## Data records
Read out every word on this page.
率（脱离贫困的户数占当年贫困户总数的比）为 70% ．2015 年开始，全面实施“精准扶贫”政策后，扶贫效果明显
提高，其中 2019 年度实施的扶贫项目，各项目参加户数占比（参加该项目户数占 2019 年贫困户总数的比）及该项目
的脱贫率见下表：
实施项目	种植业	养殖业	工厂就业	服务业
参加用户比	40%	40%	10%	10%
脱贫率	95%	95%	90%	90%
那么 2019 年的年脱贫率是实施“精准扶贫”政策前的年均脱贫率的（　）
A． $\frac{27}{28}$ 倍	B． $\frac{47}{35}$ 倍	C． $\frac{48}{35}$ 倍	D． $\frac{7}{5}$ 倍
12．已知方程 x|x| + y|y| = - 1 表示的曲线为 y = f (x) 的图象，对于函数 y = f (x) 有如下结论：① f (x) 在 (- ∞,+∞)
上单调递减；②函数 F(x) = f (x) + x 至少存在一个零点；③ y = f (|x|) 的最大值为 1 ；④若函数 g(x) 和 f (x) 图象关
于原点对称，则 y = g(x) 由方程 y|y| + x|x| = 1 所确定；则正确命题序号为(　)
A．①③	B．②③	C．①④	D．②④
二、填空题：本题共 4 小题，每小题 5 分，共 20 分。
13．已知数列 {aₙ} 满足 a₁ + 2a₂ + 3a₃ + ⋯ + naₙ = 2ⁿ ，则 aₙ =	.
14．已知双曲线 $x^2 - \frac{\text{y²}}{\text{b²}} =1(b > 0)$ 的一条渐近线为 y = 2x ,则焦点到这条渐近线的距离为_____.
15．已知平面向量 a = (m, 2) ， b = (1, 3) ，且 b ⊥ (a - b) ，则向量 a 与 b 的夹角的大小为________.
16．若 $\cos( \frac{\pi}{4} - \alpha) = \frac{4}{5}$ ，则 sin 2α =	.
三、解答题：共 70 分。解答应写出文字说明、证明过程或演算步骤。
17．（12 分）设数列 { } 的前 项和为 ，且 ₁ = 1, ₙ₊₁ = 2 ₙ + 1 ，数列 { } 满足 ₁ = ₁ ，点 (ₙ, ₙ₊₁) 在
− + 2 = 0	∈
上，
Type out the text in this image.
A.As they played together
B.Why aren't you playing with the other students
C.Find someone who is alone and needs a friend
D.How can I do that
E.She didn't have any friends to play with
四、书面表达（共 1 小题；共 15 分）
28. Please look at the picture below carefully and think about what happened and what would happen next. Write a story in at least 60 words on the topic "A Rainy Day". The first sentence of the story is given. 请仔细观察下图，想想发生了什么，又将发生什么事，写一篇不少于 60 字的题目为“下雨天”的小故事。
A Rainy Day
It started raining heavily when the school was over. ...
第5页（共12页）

## Work required
Print the line containing "Type out the text in this image." and every line after it to the end of the records above, exactly as written, and nothing else.

## The solution
Type out the text in this image.
A.As they played together
B.Why aren't you playing with the other students
C.Find someone who is alone and needs a friend
D.How can I do that
E.She didn't have any friends to play with
四、书面表达（共 1 小题；共 15 分）
28. Please look at the picture below carefully and think about what happened and what would happen next. Write a story in at least 60 words on the topic "A Rainy Day". The first sentence of the story is given. 请仔细观察下图，想想发生了什么，又将发生什么事，写一篇不少于 60 字的题目为“下雨天”的小故事。
A Rainy Day
It started raining heavily when the school was over. ...
第5页（共12页）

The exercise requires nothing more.